## START SUPPLIED DATA
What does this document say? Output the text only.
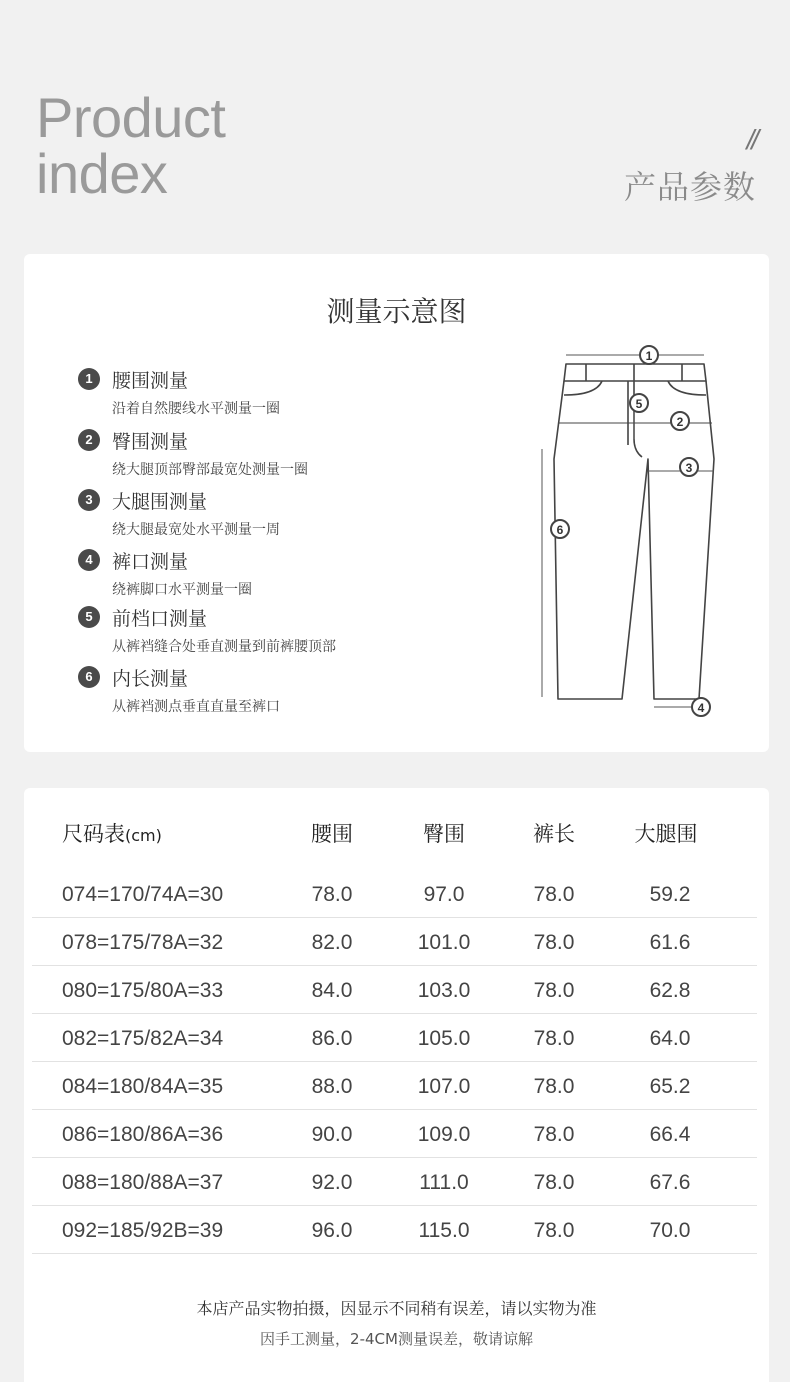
Product
index
//
产品参数
测量示意图
1	腰围测量
沿着自然腰线水平测量一圈
2	臀围测量
绕大腿顶部臀部最宽处测量一圈
3	大腿围测量
绕大腿最宽处水平测量一周
4	裤口测量
绕裤脚口水平测量一圈
5	前档口测量
从裤裆缝合处垂直测量到前裤腰顶部
6	内长测量
从裤裆测点垂直直量至裤口
1
2
3
4
5
6
尺码表(cm)	腰围	臀围	裤长	大腿围
074=170/74A=30	78.0	97.0	78.0	59.2
078=175/78A=32	82.0	101.0	78.0	61.6
080=175/80A=33	84.0	103.0	78.0	62.8
082=175/82A=34	86.0	105.0	78.0	64.0
084=180/84A=35	88.0	107.0	78.0	65.2
086=180/86A=36	90.0	109.0	78.0	66.4
088=180/88A=37	92.0	111.0	78.0	67.6
092=185/92B=39	96.0	115.0	78.0	70.0
本店产品实物拍摄，因显示不同稍有误差，请以实物为准
因手工测量，2-4CM测量误差，敬请谅解
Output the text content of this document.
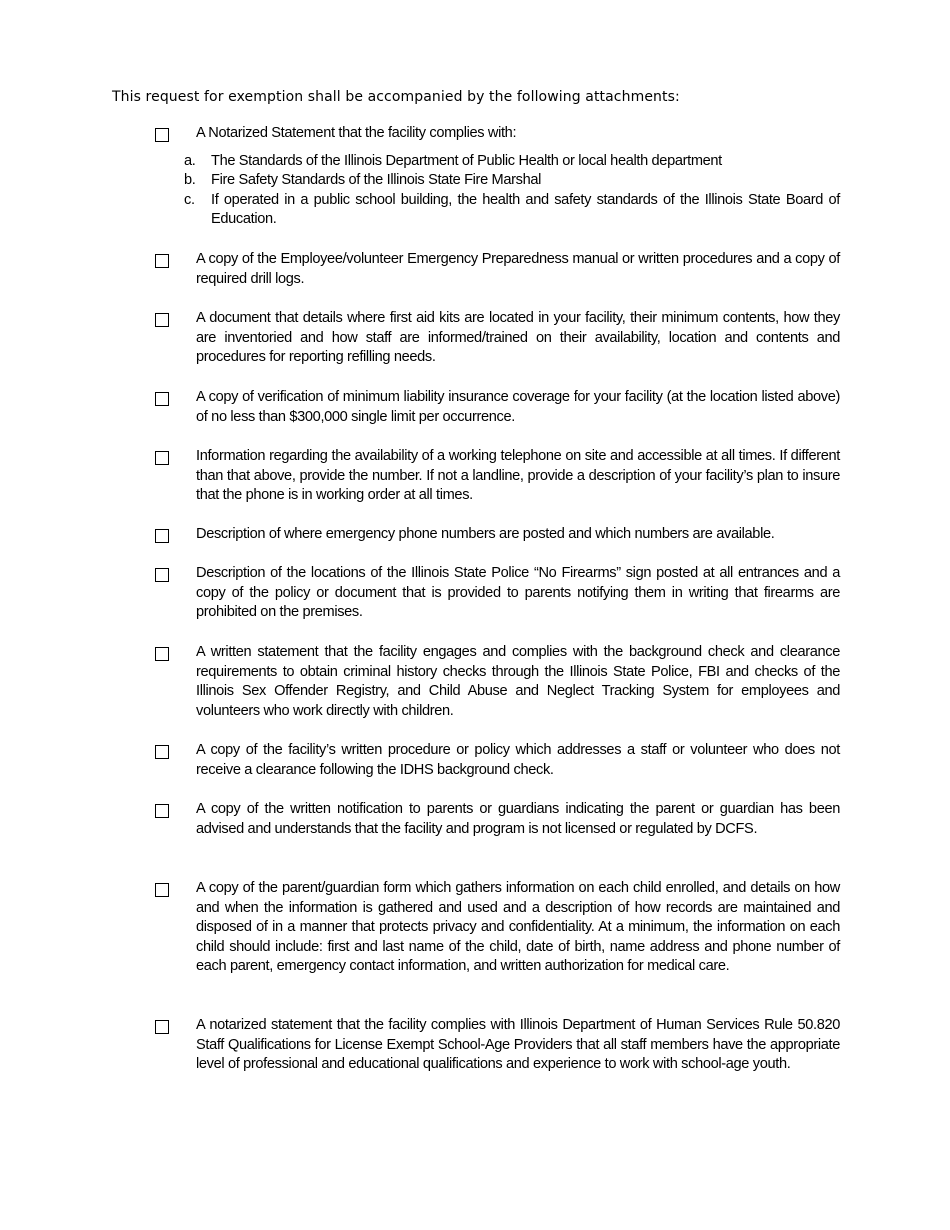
This request for exemption shall be accompanied by the following attachments:
A Notarized Statement that the facility complies with:
a. The Standards of the Illinois Department of Public Health or local health department
b. Fire Safety Standards of the Illinois State Fire Marshal
c. If operated in a public school building, the health and safety standards of the Illinois State Board of Education.
A copy of the Employee/volunteer Emergency Preparedness manual or written procedures and a copy of required drill logs.
A document that details where first aid kits are located in your facility, their minimum contents, how they are inventoried and how staff are informed/trained on their availability, location and contents and procedures for reporting refilling needs.
A copy of verification of minimum liability insurance coverage for your facility (at the location listed above) of no less than $300,000 single limit per occurrence.
Information regarding the availability of a working telephone on site and accessible at all times. If different than that above, provide the number. If not a landline, provide a description of your facility’s plan to insure that the phone is in working order at all times.
Description of where emergency phone numbers are posted and which numbers are available.
Description of the locations of the Illinois State Police “No Firearms” sign posted at all entrances and a copy of the policy or document that is provided to parents notifying them in writing that firearms are prohibited on the premises.
A written statement that the facility engages and complies with the background check and clearance requirements to obtain criminal history checks through the Illinois State Police, FBI and checks of the Illinois Sex Offender Registry, and Child Abuse and Neglect Tracking System for employees and volunteers who work directly with children.
A copy of the facility’s written procedure or policy which addresses a staff or volunteer who does not receive a clearance following the IDHS background check.
A copy of the written notification to parents or guardians indicating the parent or guardian has been advised and understands that the facility and program is not licensed or regulated by DCFS.
A copy of the parent/guardian form which gathers information on each child enrolled, and details on how and when the information is gathered and used and a description of how records are maintained and disposed of in a manner that protects privacy and confidentiality. At a minimum, the information on each child should include: first and last name of the child, date of birth, name address and phone number of each parent, emergency contact information, and written authorization for medical care.
A notarized statement that the facility complies with Illinois Department of Human Services Rule 50.820 Staff Qualifications for License Exempt School-Age Providers that all staff members have the appropriate level of professional and educational qualifications and experience to work with school-age youth.
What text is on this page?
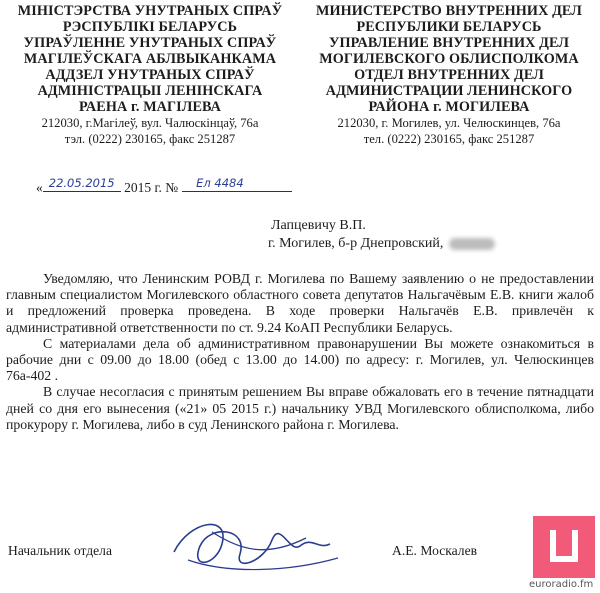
МІНІСТЭРСТВА УНУТРАНЫХ СПРАЎ
РЭСПУБЛІКІ БЕЛАРУСЬ
УПРАЎЛЕННЕ УНУТРАНЫХ СПРАЎ
МАГІЛЕЎСКАГА АБЛВЫКАНКАМА
АДДЗЕЛ УНУТРАНЫХ СПРАЎ
АДМІНІСТРАЦЫІ ЛЕНІНСКАГА
РАЕНА г. МАГІЛЕВА
212030, г.Магілеў, вул. Чалюскінцаў, 76а
тэл. (0222) 230165, факс 251287
МИНИСТЕРСТВО ВНУТРЕННИХ ДЕЛ
РЕСПУБЛИКИ БЕЛАРУСЬ
УПРАВЛЕНИЕ ВНУТРЕННИХ ДЕЛ
МОГИЛЕВСКОГО ОБЛИСПОЛКОМА
ОТДЕЛ ВНУТРЕННИХ ДЕЛ
АДМИНИСТРАЦИИ ЛЕНИНСКОГО
РАЙОНА г. МОГИЛЕВА
212030, г. Могилев, ул. Челюскинцев, 76а
тел. (0222) 230165, факс 251287
« 22.05.2015 2015 г. № Ел 4484
Лапцевичу В.П.
г. Могилев, б-р Днепровский,

Уведомляю, что Ленинским РОВД г. Могилева по Вашему заявлению о не предоставлении главным специалистом Могилевского областного совета депутатов Нальгачёвым Е.В. книги жалоб и предложений проверка проведена. В ходе проверки Нальгачёв Е.В. привлечён к административной ответственности по ст. 9.24 КоАП Республики Беларусь.

С материалами дела об административном правонарушении Вы можете ознакомиться в рабочие дни с 09.00 до 18.00 (обед с 13.00 до 14.00) по адресу: г. Могилев, ул. Челюскинцев 76а-402 .

В случае несогласия с принятым решением Вы вправе обжаловать его в течение пятнадцати дней со дня его вынесения («21» 05 2015 г.) начальнику УВД Могилевского облисполкома, либо прокурору г. Могилева, либо в суд Ленинского района г. Могилева.

Начальник отдела	А.Е. Москалев
euroradio.fm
## END SUPPLIED DATA
• [THE EXERCISE] Leave out the pictures and transcribe the entries above exactly.

• [ANSWER BELOW]
What does this document say? Output the text only.
Product
index
//
产品参数
测量示意图
1	腰围测量
沿着自然腰线水平测量一圈
2	臀围测量
绕大腿顶部臀部最宽处测量一圈
3	大腿围测量
绕大腿最宽处水平测量一周
4	裤口测量
绕裤脚口水平测量一圈
5	前档口测量
从裤裆缝合处垂直测量到前裤腰顶部
6	内长测量
从裤裆测点垂直直量至裤口
1
2
3
4
5
6
尺码表(cm)	腰围	臀围	裤长	大腿围
074=170/74A=30	78.0	97.0	78.0	59.2
078=175/78A=32	82.0	101.0	78.0	61.6
080=175/80A=33	84.0	103.0	78.0	62.8
082=175/82A=34	86.0	105.0	78.0	64.0
084=180/84A=35	88.0	107.0	78.0	65.2
086=180/86A=36	90.0	109.0	78.0	66.4
088=180/88A=37	92.0	111.0	78.0	67.6
092=185/92B=39	96.0	115.0	78.0	70.0
本店产品实物拍摄，因显示不同稍有误差，请以实物为准
因手工测量，2-4CM测量误差，敬请谅解
Output the text content of this document.
This request for exemption shall be accompanied by the following attachments:
A Notarized Statement that the facility complies with:
a. The Standards of the Illinois Department of Public Health or local health department
b. Fire Safety Standards of the Illinois State Fire Marshal
c. If operated in a public school building, the health and safety standards of the Illinois State Board of Education.
A copy of the Employee/volunteer Emergency Preparedness manual or written procedures and a copy of required drill logs.
A document that details where first aid kits are located in your facility, their minimum contents, how they are inventoried and how staff are informed/trained on their availability, location and contents and procedures for reporting refilling needs.
A copy of verification of minimum liability insurance coverage for your facility (at the location listed above) of no less than $300,000 single limit per occurrence.
Information regarding the availability of a working telephone on site and accessible at all times. If different than that above, provide the number. If not a landline, provide a description of your facility’s plan to insure that the phone is in working order at all times.
Description of where emergency phone numbers are posted and which numbers are available.
Description of the locations of the Illinois State Police “No Firearms” sign posted at all entrances and a copy of the policy or document that is provided to parents notifying them in writing that firearms are prohibited on the premises.
A written statement that the facility engages and complies with the background check and clearance requirements to obtain criminal history checks through the Illinois State Police, FBI and checks of the Illinois Sex Offender Registry, and Child Abuse and Neglect Tracking System for employees and volunteers who work directly with children.
A copy of the facility’s written procedure or policy which addresses a staff or volunteer who does not receive a clearance following the IDHS background check.
A copy of the written notification to parents or guardians indicating the parent or guardian has been advised and understands that the facility and program is not licensed or regulated by DCFS.
A copy of the parent/guardian form which gathers information on each child enrolled, and details on how and when the information is gathered and used and a description of how records are maintained and disposed of in a manner that protects privacy and confidentiality. At a minimum, the information on each child should include: first and last name of the child, date of birth, name address and phone number of each parent, emergency contact information, and written authorization for medical care.
A notarized statement that the facility complies with Illinois Department of Human Services Rule 50.820 Staff Qualifications for License Exempt School-Age Providers that all staff members have the appropriate level of professional and educational qualifications and experience to work with school-age youth.
What text is on this page?
МІНІСТЭРСТВА УНУТРАНЫХ СПРАЎ
РЭСПУБЛІКІ БЕЛАРУСЬ
УПРАЎЛЕННЕ УНУТРАНЫХ СПРАЎ
МАГІЛЕЎСКАГА АБЛВЫКАНКАМА
АДДЗЕЛ УНУТРАНЫХ СПРАЎ
АДМІНІСТРАЦЫІ ЛЕНІНСКАГА
РАЕНА г. МАГІЛЕВА
212030, г.Магілеў, вул. Чалюскінцаў, 76а
тэл. (0222) 230165, факс 251287
МИНИСТЕРСТВО ВНУТРЕННИХ ДЕЛ
РЕСПУБЛИКИ БЕЛАРУСЬ
УПРАВЛЕНИЕ ВНУТРЕННИХ ДЕЛ
МОГИЛЕВСКОГО ОБЛИСПОЛКОМА
ОТДЕЛ ВНУТРЕННИХ ДЕЛ
АДМИНИСТРАЦИИ ЛЕНИНСКОГО
РАЙОНА г. МОГИЛЕВА
212030, г. Могилев, ул. Челюскинцев, 76а
тел. (0222) 230165, факс 251287
« 22.05.2015 2015 г. № Ел 4484
Лапцевичу В.П.
г. Могилев, б-р Днепровский,

Уведомляю, что Ленинским РОВД г. Могилева по Вашему заявлению о не предоставлении главным специалистом Могилевского областного совета депутатов Нальгачёвым Е.В. книги жалоб и предложений проверка проведена. В ходе проверки Нальгачёв Е.В. привлечён к административной ответственности по ст. 9.24 КоАП Республики Беларусь.

С материалами дела об административном правонарушении Вы можете ознакомиться в рабочие дни с 09.00 до 18.00 (обед с 13.00 до 14.00) по адресу: г. Могилев, ул. Челюскинцев 76а-402 .

В случае несогласия с принятым решением Вы вправе обжаловать его в течение пятнадцати дней со дня его вынесения («21» 05 2015 г.) начальнику УВД Могилевского облисполкома, либо прокурору г. Могилева, либо в суд Ленинского района г. Могилева.

Начальник отдела	А.Е. Москалев
euroradio.fm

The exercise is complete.